start

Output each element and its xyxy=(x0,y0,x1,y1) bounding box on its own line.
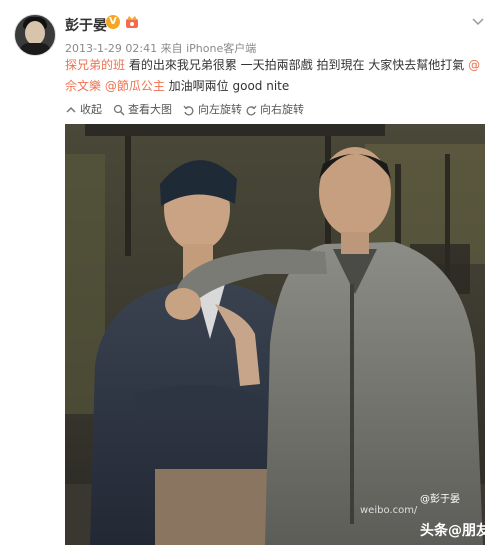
collect-button[interactable]: 收起 xyxy=(65,99,102,121)
user-name[interactable]: 彭于晏 xyxy=(65,15,107,35)
magnifier-icon xyxy=(113,104,125,116)
avatar-face xyxy=(25,21,45,45)
mention-link-2[interactable]: @節瓜公主 xyxy=(105,79,165,93)
post-body-2: 加油啊兩位 good nite xyxy=(164,79,290,93)
post-timestamp[interactable]: 2013-1-29 02:41 xyxy=(65,42,157,55)
view-large-button[interactable]: 查看大图 xyxy=(113,99,172,121)
rotate-right-label: 向右旋转 xyxy=(260,103,304,116)
post-photo[interactable] xyxy=(65,124,485,545)
post-meta: 2013-1-29 02:41 来自 iPhone客户端 xyxy=(65,40,256,56)
watermark-user: @彭于晏 xyxy=(420,494,460,505)
avatar[interactable] xyxy=(14,14,56,56)
rotate-left-button[interactable]: 向左旋转 xyxy=(183,99,242,121)
post-header: 彭于晏 V 2013-1-29 02:41 来自 iPhone客户端 xyxy=(0,0,500,62)
rotate-right-button[interactable]: 向右旋转 xyxy=(245,99,304,121)
post-text: 探兄弟的班 看的出來我兄弟很累 一天拍兩部戲 拍到現在 大家快去幫他打氣 @佘文… xyxy=(65,55,485,97)
photo-illustration xyxy=(65,124,485,545)
verified-badge-icon: V xyxy=(106,15,120,29)
rotate-right-icon xyxy=(246,105,257,116)
left-person-pants xyxy=(155,469,275,545)
view-large-label: 查看大图 xyxy=(128,103,172,116)
chevron-down-icon[interactable] xyxy=(470,14,486,30)
hand xyxy=(165,288,201,320)
post-body-1: 看的出來我兄弟很累 一天拍兩部戲 拍到現在 大家快去幫他打氣 xyxy=(125,58,469,72)
post-source: 来自 iPhone客户端 xyxy=(160,42,257,55)
collapse-icon xyxy=(66,106,76,113)
image-toolbar: 收起 查看大图 向左旋转 向右旋转 xyxy=(65,99,305,121)
crown-icon xyxy=(126,16,138,28)
collect-label: 收起 xyxy=(80,103,102,116)
rotate-left-label: 向左旋转 xyxy=(198,103,242,116)
rotate-left-icon xyxy=(183,105,194,116)
hashtag-link[interactable]: 探兄弟的班 xyxy=(65,58,125,72)
watermark-site: weibo.com/ xyxy=(360,505,418,516)
avatar-body xyxy=(19,43,51,55)
watermark-toutiao: 头条@朋友 xyxy=(420,523,490,539)
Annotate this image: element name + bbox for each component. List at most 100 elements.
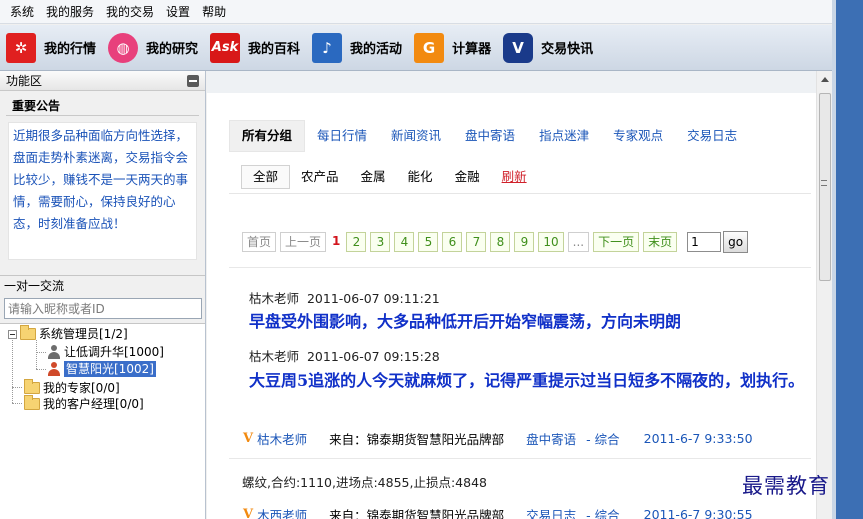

end

-- DESCRIPTION OF THE TASK --
Update the lines from the one holding "collect-button[interactable]: 收起 xyxy=(65,99,102,121)" through the one holding "post-header: 彭于晏 V", inclusive, swapping "post-photo" for "post-image" and leaving everything else unchanged. Give only those lines.

-- WRITTEN SOLUTION --
collect-button[interactable]: 收起 xyxy=(65,99,102,121)
user-name[interactable]: 彭于晏 xyxy=(65,15,107,35)
magnifier-icon xyxy=(113,104,125,116)
avatar-face xyxy=(25,21,45,45)
mention-link-2[interactable]: @節瓜公主 xyxy=(105,79,165,93)
post-body-2: 加油啊兩位 good nite xyxy=(164,79,290,93)
post-timestamp[interactable]: 2013-1-29 02:41 xyxy=(65,42,157,55)
view-large-button[interactable]: 查看大图 xyxy=(113,99,172,121)
rotate-right-label: 向右旋转 xyxy=(260,103,304,116)
post-image[interactable] xyxy=(65,124,485,545)
post-meta: 2013-1-29 02:41 来自 iPhone客户端 xyxy=(65,40,256,56)
watermark-user: @彭于晏 xyxy=(420,494,460,505)
avatar[interactable] xyxy=(14,14,56,56)
rotate-left-button[interactable]: 向左旋转 xyxy=(183,99,242,121)
post-header: 彭于晏 V 2013-1-29 02:41 来自 iPhone客户端 xyxy=(0,0,500,62)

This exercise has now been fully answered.